DIRECTION:
Please copy the records below line for line, changing nothing.
** begin DATA RECORDS **
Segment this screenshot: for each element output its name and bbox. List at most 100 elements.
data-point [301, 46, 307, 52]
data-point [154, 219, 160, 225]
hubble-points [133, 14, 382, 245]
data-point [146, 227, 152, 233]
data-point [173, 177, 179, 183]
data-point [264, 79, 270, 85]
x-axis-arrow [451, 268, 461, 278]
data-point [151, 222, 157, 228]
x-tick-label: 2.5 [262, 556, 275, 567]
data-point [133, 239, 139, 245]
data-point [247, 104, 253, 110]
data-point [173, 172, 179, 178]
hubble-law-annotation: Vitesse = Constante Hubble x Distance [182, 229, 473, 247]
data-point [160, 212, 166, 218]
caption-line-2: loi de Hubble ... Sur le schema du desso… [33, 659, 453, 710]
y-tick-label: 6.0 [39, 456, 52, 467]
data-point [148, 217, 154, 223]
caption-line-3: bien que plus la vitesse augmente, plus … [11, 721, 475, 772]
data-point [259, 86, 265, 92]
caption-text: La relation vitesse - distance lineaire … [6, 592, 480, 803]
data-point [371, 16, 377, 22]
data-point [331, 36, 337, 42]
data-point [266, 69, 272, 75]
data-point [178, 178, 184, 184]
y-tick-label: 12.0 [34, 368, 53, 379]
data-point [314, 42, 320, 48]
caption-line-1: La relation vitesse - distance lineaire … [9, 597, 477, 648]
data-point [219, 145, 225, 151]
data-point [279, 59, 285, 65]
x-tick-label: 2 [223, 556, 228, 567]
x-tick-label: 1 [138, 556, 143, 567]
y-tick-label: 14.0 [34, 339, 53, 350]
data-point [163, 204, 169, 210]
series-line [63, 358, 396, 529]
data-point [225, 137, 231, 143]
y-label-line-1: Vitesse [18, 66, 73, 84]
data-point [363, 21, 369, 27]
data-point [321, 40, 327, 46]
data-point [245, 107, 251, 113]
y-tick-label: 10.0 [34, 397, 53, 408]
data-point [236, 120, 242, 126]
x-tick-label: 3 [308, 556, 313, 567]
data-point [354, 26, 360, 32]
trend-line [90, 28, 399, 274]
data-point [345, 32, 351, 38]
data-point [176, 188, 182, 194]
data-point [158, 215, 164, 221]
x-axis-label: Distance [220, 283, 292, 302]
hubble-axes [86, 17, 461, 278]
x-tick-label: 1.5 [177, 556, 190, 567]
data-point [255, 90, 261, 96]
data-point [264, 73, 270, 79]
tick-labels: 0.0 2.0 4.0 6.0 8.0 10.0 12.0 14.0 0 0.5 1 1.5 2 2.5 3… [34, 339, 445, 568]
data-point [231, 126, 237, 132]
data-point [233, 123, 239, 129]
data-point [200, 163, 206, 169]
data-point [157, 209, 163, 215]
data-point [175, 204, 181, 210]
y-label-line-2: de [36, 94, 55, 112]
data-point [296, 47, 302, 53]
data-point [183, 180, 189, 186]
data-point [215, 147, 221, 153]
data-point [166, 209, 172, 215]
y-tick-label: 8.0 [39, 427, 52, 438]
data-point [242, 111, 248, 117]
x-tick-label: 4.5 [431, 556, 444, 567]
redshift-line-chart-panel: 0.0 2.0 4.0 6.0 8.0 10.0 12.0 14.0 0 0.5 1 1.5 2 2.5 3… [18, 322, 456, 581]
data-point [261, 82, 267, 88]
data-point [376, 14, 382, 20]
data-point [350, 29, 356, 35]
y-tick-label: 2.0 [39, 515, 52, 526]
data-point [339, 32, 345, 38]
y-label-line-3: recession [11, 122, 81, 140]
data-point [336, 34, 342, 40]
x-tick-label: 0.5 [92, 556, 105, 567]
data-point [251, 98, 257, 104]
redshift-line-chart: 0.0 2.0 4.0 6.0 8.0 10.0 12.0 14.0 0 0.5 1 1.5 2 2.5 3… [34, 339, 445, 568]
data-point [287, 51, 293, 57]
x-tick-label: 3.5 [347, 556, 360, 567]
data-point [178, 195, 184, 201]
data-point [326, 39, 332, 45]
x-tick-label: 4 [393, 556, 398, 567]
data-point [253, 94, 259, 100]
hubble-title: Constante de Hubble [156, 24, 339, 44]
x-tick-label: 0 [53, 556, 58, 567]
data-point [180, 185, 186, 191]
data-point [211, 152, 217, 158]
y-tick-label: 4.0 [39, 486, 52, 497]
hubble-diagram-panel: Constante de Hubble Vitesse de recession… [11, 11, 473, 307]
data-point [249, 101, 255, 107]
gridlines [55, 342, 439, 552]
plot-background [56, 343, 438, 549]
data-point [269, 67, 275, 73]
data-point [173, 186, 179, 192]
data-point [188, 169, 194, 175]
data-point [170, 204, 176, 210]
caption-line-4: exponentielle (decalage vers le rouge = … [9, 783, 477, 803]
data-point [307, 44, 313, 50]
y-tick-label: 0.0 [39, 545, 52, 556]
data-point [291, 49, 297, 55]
** end DATA RECORDS **
THE COMPLETED TASK:
Segment this screenshot: for each element output its name and bbox. List at most 100 elements.
data-point [301, 46, 307, 52]
data-point [154, 219, 160, 225]
hubble-points [133, 14, 382, 245]
data-point [146, 227, 152, 233]
data-point [173, 177, 179, 183]
data-point [264, 79, 270, 85]
x-axis-arrow [451, 268, 461, 278]
data-point [151, 222, 157, 228]
x-tick-label: 2.5 [262, 556, 275, 567]
data-point [133, 239, 139, 245]
data-point [247, 104, 253, 110]
data-point [173, 172, 179, 178]
hubble-law-annotation: Vitesse = Constante Hubble x Distance [182, 229, 473, 247]
data-point [160, 212, 166, 218]
caption-line-2: loi de Hubble ... Sur le schema du desso… [33, 659, 453, 710]
y-tick-label: 6.0 [39, 456, 52, 467]
data-point [148, 217, 154, 223]
caption-line-3: bien que plus la vitesse augmente, plus … [11, 721, 475, 772]
data-point [259, 86, 265, 92]
caption-text: La relation vitesse - distance lineaire … [6, 592, 480, 803]
data-point [371, 16, 377, 22]
data-point [331, 36, 337, 42]
data-point [266, 69, 272, 75]
data-point [178, 178, 184, 184]
y-tick-label: 12.0 [34, 368, 53, 379]
data-point [314, 42, 320, 48]
caption-line-1: La relation vitesse - distance lineaire … [9, 597, 477, 648]
data-point [219, 145, 225, 151]
data-point [279, 59, 285, 65]
x-tick-label: 2 [223, 556, 228, 567]
x-tick-label: 1 [138, 556, 143, 567]
y-tick-label: 14.0 [34, 339, 53, 350]
data-point [163, 204, 169, 210]
series-line [63, 358, 396, 529]
data-point [225, 137, 231, 143]
y-label-line-1: Vitesse [18, 66, 73, 84]
data-point [363, 21, 369, 27]
data-point [321, 40, 327, 46]
data-point [245, 107, 251, 113]
y-tick-label: 10.0 [34, 397, 53, 408]
data-point [236, 120, 242, 126]
x-tick-label: 3 [308, 556, 313, 567]
data-point [354, 26, 360, 32]
trend-line [90, 28, 399, 274]
data-point [345, 32, 351, 38]
data-point [176, 188, 182, 194]
data-point [158, 215, 164, 221]
x-axis-label: Distance [220, 283, 292, 302]
hubble-axes [86, 17, 461, 278]
x-tick-label: 1.5 [177, 556, 190, 567]
data-point [255, 90, 261, 96]
data-point [264, 73, 270, 79]
tick-labels: 0.0 2.0 4.0 6.0 8.0 10.0 12.0 14.0 0 0.5 1 1.5 2 2.5 3… [34, 339, 445, 568]
data-point [231, 126, 237, 132]
data-point [233, 123, 239, 129]
data-point [200, 163, 206, 169]
data-point [157, 209, 163, 215]
data-point [175, 204, 181, 210]
y-label-line-2: de [36, 94, 55, 112]
data-point [296, 47, 302, 53]
data-point [183, 180, 189, 186]
data-point [215, 147, 221, 153]
data-point [166, 209, 172, 215]
y-tick-label: 8.0 [39, 427, 52, 438]
data-point [242, 111, 248, 117]
x-tick-label: 4.5 [431, 556, 444, 567]
redshift-line-chart-panel: 0.0 2.0 4.0 6.0 8.0 10.0 12.0 14.0 0 0.5 1 1.5 2 2.5 3… [18, 322, 456, 581]
data-point [261, 82, 267, 88]
data-point [376, 14, 382, 20]
data-point [350, 29, 356, 35]
y-tick-label: 2.0 [39, 515, 52, 526]
data-point [339, 32, 345, 38]
y-label-line-3: recession [11, 122, 81, 140]
data-point [336, 34, 342, 40]
x-tick-label: 0.5 [92, 556, 105, 567]
data-point [251, 98, 257, 104]
redshift-line-chart: 0.0 2.0 4.0 6.0 8.0 10.0 12.0 14.0 0 0.5 1 1.5 2 2.5 3… [34, 339, 445, 568]
data-point [287, 51, 293, 57]
x-tick-label: 3.5 [347, 556, 360, 567]
data-point [178, 195, 184, 201]
data-point [326, 39, 332, 45]
x-tick-label: 4 [393, 556, 398, 567]
data-point [253, 94, 259, 100]
hubble-title: Constante de Hubble [156, 24, 339, 44]
x-tick-label: 0 [53, 556, 58, 567]
data-point [180, 185, 186, 191]
data-point [211, 152, 217, 158]
y-tick-label: 4.0 [39, 486, 52, 497]
hubble-diagram-panel: Constante de Hubble Vitesse de recession… [11, 11, 473, 307]
data-point [249, 101, 255, 107]
gridlines [55, 342, 439, 552]
plot-background [56, 343, 438, 549]
data-point [269, 67, 275, 73]
data-point [173, 186, 179, 192]
data-point [188, 169, 194, 175]
data-point [170, 204, 176, 210]
caption-line-4: exponentielle (decalage vers le rouge = … [9, 783, 477, 803]
data-point [307, 44, 313, 50]
y-tick-label: 0.0 [39, 545, 52, 556]
data-point [291, 49, 297, 55]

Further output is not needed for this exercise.